=== Document passage ===

Me too!  :Smile:   My problem is random crashes and reboots with KDE, 3.1.10 is fine! I am using it now, I keep the previous kernel in case. 3.2.1 is NOT nice.

I do have an i7.

----------

## sebaro

Try to build these options in kernel:

[*] Backlight & LCD device support ---> 

--- <*> Lowlevel LCD controls

--- <*> Lowlevel Backlight controls

------ <*> Generic (aka Sharp Corgi) Backlight Driver

First try with "Lowlevel Backlight controls" only.

----------

## psheldon

Sebaro, Thanks that worked for me!

----------

## solpeth

I actually ended up doing a clean install of gentoo, and surprisingly the 3.2.1-r2 gentoo-sources kernel works. As far as I know it's configured exactly how I had it on my previous installation too, but I'll wait again and see what happens on the next stable kernel. If it happens again there is a definite trend here; three of the same occurrences in a row is unlikely to be by coincidence. I have a feeling it has something to do with my BIOS, at least being out of date or something similar (unfortunately I couldn't update it even if I wanted to, because I don't have Windows on my system). Other than that I'm stabbing in the dark; I have no idea where to begin for this issue. I have an HP 6930p and I can't even run FreeBSD smoothly because of constant acpi errors, so it's something.

=== Given request 1 ===
Find every line in the records below that contains the string "ez思维", and copy each of those lines.

=== Records to process ===

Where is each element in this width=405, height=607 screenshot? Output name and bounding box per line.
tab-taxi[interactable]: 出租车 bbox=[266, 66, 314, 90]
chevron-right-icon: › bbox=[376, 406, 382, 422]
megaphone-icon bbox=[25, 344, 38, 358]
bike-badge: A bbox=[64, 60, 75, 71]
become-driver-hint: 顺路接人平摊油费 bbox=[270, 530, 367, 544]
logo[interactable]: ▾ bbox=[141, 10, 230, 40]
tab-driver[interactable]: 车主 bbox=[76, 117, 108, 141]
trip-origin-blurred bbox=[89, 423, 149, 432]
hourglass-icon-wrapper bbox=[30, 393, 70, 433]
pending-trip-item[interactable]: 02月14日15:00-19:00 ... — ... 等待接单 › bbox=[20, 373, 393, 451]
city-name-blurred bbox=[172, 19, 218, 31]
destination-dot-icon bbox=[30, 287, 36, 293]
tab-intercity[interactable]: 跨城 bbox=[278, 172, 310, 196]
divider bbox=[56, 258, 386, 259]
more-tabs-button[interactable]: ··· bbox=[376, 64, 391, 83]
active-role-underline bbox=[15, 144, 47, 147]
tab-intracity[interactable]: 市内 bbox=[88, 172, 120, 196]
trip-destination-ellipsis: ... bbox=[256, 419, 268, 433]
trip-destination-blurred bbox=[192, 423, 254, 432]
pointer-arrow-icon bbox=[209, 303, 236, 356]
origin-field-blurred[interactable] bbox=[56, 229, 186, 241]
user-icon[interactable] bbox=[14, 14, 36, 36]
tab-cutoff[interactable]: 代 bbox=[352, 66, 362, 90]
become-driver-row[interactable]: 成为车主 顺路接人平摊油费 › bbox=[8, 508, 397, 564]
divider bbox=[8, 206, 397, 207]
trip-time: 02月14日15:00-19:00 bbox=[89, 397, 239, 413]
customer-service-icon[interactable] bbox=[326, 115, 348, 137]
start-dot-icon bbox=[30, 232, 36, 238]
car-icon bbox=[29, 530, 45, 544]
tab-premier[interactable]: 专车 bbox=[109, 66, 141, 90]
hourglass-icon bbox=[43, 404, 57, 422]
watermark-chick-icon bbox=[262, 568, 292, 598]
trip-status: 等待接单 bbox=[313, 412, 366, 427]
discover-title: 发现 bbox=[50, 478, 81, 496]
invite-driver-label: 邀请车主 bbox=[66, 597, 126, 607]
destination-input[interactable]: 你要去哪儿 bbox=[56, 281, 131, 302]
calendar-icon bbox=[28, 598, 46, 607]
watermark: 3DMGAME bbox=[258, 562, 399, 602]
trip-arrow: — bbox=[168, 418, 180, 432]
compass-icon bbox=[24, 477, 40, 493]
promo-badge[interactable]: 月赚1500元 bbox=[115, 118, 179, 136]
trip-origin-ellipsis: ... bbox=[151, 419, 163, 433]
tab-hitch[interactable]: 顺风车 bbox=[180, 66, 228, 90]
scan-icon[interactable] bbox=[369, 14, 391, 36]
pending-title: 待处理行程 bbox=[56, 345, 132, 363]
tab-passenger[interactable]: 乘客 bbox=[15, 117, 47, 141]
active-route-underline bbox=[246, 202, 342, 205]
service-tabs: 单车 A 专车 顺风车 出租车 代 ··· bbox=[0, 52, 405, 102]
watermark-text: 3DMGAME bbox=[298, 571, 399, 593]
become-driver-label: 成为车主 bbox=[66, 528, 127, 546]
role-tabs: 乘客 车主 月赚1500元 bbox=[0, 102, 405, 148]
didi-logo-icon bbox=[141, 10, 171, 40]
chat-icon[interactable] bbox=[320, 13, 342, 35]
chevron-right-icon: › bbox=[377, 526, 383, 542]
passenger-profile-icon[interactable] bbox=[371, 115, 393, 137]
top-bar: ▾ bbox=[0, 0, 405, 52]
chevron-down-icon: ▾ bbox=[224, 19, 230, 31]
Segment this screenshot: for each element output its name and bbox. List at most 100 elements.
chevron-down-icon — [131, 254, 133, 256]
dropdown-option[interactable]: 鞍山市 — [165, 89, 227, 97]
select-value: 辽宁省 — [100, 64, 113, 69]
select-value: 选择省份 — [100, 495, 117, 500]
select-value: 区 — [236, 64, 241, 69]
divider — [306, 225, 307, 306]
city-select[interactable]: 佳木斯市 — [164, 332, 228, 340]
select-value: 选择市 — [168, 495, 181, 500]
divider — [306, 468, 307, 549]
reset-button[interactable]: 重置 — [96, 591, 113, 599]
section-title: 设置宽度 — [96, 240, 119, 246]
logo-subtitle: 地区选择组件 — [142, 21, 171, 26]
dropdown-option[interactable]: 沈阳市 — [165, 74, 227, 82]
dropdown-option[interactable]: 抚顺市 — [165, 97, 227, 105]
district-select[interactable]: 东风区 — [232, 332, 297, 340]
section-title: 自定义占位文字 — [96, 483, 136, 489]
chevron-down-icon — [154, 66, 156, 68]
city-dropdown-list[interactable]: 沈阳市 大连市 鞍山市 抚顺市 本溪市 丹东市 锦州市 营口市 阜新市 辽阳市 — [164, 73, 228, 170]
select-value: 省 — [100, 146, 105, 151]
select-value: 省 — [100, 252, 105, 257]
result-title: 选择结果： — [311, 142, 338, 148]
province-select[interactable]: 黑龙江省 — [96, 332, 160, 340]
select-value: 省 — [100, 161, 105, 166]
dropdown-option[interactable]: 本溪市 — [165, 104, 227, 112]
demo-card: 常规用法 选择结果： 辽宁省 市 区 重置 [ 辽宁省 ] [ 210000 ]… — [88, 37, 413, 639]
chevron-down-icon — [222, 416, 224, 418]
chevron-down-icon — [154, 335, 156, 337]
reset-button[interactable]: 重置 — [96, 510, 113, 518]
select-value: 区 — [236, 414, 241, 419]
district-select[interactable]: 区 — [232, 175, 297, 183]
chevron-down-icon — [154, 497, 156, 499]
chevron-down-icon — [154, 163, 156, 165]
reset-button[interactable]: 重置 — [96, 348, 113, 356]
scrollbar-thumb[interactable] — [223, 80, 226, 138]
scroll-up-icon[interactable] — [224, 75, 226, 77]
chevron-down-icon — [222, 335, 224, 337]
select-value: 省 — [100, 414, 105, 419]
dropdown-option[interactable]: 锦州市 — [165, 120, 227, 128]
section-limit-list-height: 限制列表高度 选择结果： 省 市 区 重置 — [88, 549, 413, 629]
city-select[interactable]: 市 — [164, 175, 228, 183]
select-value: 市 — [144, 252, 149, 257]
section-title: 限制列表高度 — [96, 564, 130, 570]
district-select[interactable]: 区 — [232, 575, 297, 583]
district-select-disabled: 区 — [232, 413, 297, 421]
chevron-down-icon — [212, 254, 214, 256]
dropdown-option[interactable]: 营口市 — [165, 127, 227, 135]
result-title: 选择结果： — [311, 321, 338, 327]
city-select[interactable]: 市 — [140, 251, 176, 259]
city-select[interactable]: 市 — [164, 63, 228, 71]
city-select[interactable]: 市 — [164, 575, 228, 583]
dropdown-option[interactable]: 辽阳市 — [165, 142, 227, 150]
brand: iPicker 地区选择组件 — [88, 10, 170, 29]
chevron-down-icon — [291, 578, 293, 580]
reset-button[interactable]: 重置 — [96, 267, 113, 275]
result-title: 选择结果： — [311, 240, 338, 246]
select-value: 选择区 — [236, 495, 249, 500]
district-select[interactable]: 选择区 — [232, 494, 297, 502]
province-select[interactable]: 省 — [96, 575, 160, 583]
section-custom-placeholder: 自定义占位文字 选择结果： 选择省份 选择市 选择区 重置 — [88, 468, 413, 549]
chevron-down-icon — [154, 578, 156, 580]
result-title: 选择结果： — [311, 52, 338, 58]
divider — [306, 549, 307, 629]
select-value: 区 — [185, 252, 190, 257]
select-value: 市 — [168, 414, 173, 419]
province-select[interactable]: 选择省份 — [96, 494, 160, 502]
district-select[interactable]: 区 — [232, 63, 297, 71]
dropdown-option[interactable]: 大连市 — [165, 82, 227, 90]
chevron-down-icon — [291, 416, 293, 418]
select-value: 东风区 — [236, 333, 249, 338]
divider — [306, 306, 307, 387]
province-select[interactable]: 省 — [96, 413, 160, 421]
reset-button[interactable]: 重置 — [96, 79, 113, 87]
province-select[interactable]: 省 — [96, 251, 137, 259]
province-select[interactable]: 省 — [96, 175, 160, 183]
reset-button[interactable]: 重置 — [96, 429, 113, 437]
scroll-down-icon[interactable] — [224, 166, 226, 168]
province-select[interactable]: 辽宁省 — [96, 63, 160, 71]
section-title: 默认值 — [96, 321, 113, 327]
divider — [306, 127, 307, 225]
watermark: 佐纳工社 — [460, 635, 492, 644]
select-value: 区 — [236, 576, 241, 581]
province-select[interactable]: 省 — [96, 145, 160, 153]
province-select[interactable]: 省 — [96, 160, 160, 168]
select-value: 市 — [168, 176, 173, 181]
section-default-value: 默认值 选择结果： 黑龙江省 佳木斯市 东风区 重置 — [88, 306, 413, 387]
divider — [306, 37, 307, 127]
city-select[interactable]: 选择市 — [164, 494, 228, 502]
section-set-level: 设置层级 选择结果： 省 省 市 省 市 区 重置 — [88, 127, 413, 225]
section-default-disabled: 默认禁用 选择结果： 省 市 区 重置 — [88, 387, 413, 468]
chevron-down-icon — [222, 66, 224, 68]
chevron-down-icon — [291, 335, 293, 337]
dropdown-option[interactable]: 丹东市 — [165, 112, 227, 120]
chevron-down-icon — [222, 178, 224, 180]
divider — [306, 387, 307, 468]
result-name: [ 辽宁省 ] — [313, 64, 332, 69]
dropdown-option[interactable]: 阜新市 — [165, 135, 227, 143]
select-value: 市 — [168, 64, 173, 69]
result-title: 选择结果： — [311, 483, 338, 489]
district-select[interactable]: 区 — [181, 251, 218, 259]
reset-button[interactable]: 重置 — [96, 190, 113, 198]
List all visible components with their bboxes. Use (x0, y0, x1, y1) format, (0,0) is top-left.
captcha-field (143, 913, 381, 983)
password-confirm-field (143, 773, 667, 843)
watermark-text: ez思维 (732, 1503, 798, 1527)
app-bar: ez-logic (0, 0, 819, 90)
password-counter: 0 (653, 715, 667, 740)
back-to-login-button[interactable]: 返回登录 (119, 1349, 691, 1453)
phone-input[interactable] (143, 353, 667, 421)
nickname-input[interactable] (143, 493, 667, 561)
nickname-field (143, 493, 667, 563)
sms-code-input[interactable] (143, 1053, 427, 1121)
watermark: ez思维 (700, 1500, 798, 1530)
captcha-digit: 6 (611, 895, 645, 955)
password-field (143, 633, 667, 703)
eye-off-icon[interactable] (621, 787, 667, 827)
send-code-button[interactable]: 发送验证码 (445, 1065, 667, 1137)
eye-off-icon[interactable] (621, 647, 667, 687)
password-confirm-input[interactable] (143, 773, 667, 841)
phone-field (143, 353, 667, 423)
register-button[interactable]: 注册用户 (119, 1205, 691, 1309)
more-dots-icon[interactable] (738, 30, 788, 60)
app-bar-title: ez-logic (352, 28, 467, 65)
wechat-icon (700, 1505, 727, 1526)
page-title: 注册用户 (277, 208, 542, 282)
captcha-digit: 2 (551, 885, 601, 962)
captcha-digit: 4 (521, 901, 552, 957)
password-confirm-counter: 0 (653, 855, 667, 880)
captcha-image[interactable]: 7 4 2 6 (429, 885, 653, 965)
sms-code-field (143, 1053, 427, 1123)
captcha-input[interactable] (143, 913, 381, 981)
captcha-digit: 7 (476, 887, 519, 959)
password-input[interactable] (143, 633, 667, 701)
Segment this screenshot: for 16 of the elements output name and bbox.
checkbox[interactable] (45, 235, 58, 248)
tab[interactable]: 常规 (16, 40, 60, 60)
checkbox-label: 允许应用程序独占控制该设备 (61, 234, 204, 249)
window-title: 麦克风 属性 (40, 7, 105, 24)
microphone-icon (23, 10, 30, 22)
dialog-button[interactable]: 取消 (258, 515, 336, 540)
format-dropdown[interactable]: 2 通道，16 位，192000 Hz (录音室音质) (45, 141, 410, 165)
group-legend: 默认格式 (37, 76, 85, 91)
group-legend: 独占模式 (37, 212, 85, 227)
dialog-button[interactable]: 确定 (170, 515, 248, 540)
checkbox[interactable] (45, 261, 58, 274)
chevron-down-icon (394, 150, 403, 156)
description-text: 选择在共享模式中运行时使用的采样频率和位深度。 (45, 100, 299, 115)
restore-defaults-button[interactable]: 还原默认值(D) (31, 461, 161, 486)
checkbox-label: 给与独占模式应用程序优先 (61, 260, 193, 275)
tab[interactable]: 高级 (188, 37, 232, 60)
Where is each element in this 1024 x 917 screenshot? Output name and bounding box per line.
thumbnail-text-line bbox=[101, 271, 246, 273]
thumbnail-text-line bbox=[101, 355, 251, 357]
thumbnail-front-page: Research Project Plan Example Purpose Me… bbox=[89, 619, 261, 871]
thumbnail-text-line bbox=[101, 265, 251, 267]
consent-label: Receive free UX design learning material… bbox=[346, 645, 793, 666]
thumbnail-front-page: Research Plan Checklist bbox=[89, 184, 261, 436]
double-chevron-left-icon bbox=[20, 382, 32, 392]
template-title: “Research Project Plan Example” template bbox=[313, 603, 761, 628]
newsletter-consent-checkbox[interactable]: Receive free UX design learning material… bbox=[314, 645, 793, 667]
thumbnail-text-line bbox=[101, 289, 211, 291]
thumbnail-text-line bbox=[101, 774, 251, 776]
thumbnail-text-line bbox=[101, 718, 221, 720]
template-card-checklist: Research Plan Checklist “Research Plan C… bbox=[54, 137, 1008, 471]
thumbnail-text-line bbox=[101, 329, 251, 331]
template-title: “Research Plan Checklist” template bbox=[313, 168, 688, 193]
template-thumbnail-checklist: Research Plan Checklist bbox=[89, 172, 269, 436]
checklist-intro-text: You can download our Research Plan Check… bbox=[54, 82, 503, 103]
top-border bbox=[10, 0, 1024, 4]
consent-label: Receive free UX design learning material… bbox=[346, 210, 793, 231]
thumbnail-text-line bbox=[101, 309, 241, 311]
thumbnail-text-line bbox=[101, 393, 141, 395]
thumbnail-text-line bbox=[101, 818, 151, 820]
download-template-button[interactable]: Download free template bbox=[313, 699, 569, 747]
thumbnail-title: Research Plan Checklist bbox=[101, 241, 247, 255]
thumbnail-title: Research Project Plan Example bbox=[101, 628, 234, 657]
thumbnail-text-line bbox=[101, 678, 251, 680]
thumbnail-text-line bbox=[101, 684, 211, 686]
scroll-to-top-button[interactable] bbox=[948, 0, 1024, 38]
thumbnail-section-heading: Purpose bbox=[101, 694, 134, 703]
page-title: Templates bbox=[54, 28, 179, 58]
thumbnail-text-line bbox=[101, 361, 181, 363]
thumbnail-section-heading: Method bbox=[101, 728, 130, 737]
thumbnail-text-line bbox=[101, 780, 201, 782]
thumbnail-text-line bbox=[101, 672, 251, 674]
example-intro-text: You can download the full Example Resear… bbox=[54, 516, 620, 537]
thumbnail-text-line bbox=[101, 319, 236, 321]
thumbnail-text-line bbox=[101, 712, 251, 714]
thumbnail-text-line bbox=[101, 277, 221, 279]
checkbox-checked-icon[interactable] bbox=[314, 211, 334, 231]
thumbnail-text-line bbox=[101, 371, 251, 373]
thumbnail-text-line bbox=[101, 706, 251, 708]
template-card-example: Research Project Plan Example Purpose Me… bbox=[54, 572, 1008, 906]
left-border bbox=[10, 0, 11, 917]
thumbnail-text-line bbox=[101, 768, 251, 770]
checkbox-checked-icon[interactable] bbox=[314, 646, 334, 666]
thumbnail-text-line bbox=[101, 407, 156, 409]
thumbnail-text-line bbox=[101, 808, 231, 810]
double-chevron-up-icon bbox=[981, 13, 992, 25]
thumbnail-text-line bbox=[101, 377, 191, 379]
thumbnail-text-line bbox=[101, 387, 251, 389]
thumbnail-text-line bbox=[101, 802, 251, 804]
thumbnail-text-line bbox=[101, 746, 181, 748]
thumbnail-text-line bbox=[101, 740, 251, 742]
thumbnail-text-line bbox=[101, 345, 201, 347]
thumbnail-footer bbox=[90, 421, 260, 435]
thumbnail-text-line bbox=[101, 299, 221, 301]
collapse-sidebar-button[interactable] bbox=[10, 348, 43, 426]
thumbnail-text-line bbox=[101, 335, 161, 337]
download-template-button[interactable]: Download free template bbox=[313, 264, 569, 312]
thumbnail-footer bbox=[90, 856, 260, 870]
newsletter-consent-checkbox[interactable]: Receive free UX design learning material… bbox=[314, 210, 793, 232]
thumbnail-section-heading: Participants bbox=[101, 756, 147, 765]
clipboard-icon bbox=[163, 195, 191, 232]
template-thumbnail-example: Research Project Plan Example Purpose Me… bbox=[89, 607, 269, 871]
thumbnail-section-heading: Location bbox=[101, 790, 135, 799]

=== Given request 2 ===
Please extend the forum thread above about crashes with newer Linux kernels, picking up after its last post.

=== Written reply 1 ===
watermark-text: ez思维 (732, 1503, 798, 1527)
watermark: ez思维 (700, 1500, 798, 1530)

=== Written reply 2 ===
----------

## solpeth

One of the Gentoo devs, 'chithead', ended up helping me out on the #gentoo IRC channel (the Gentoo community is just awesome  :Wink:  )

If anyone runs into the same problems, I just had to go about enabling ACPI_VIDEO and HP_WMI (my laptop is an HP), which ended up fixing the issue.

SOLVED.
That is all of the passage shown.